[Begin ENTRIES SHOWN]

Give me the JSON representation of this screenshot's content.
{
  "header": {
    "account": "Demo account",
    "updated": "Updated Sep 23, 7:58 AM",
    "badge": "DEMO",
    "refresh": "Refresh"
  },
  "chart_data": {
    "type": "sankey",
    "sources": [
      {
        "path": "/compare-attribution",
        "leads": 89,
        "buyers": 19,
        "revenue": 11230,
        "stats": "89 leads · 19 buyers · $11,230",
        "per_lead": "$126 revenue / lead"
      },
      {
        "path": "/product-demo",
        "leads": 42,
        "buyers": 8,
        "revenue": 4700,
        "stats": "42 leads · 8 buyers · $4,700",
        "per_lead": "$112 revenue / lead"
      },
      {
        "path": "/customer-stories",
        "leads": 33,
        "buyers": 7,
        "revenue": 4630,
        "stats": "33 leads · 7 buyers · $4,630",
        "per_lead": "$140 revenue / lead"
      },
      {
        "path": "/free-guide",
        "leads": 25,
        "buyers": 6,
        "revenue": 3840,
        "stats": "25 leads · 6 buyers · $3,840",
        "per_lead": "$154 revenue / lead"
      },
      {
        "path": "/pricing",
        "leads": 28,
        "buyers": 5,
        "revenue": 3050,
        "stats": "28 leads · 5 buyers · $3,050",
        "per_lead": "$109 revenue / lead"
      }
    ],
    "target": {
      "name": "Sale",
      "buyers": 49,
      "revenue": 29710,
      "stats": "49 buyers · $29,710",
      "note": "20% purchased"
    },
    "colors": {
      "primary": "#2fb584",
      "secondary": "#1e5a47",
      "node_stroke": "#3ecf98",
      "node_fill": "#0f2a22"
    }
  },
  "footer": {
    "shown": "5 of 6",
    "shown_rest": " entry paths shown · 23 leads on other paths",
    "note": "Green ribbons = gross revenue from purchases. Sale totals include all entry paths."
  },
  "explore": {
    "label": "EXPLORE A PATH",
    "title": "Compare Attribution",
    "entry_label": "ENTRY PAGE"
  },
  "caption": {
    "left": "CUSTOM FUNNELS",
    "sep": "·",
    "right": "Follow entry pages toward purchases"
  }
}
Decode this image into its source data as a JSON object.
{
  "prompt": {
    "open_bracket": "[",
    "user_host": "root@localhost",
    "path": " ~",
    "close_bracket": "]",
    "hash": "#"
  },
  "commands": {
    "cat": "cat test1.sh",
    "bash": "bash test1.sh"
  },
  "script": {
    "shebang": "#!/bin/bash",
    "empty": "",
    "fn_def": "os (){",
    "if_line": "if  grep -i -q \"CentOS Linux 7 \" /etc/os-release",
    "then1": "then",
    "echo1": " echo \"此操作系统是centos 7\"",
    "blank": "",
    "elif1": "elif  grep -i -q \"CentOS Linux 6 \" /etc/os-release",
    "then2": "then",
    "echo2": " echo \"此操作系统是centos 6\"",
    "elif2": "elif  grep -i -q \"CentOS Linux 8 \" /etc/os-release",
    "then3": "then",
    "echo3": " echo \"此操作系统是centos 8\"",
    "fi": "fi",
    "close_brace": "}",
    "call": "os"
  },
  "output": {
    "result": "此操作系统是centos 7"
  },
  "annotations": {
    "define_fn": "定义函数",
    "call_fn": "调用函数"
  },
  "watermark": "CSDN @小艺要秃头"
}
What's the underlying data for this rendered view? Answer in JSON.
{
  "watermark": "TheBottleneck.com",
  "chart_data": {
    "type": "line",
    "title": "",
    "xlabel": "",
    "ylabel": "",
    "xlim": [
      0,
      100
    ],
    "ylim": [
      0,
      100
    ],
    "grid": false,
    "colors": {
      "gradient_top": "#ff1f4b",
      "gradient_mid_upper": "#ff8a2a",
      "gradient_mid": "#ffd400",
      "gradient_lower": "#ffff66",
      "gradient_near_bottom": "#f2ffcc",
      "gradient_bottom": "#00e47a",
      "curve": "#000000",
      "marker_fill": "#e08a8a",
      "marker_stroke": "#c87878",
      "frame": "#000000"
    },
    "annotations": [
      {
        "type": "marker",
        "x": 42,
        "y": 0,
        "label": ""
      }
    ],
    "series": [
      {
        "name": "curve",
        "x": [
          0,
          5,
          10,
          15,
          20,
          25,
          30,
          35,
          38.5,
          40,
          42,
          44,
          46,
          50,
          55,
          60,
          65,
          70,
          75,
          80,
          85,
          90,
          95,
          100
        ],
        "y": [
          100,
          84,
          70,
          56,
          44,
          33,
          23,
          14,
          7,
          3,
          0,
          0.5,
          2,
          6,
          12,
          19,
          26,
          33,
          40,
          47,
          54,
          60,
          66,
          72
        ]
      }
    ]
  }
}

[End ENTRIES SHOWN]

# [STATED EXERCISE]
From the line containing "What's the underlying" through the closing line of the material above, return every line exactly and omit all others.

# [COMPLETE OUTPUT]
What's the underlying data for this rendered view? Answer in JSON.
{
  "watermark": "TheBottleneck.com",
  "chart_data": {
    "type": "line",
    "title": "",
    "xlabel": "",
    "ylabel": "",
    "xlim": [
      0,
      100
    ],
    "ylim": [
      0,
      100
    ],
    "grid": false,
    "colors": {
      "gradient_top": "#ff1f4b",
      "gradient_mid_upper": "#ff8a2a",
      "gradient_mid": "#ffd400",
      "gradient_lower": "#ffff66",
      "gradient_near_bottom": "#f2ffcc",
      "gradient_bottom": "#00e47a",
      "curve": "#000000",
      "marker_fill": "#e08a8a",
      "marker_stroke": "#c87878",
      "frame": "#000000"
    },
    "annotations": [
      {
        "type": "marker",
        "x": 42,
        "y": 0,
        "label": ""
      }
    ],
    "series": [
      {
        "name": "curve",
        "x": [
          0,
          5,
          10,
          15,
          20,
          25,
          30,
          35,
          38.5,
          40,
          42,
          44,
          46,
          50,
          55,
          60,
          65,
          70,
          75,
          80,
          85,
          90,
          95,
          100
        ],
        "y": [
          100,
          84,
          70,
          56,
          44,
          33,
          23,
          14,
          7,
          3,
          0,
          0.5,
          2,
          6,
          12,
          19,
          26,
          33,
          40,
          47,
          54,
          60,
          66,
          72
        ]
      }
    ]
  }
}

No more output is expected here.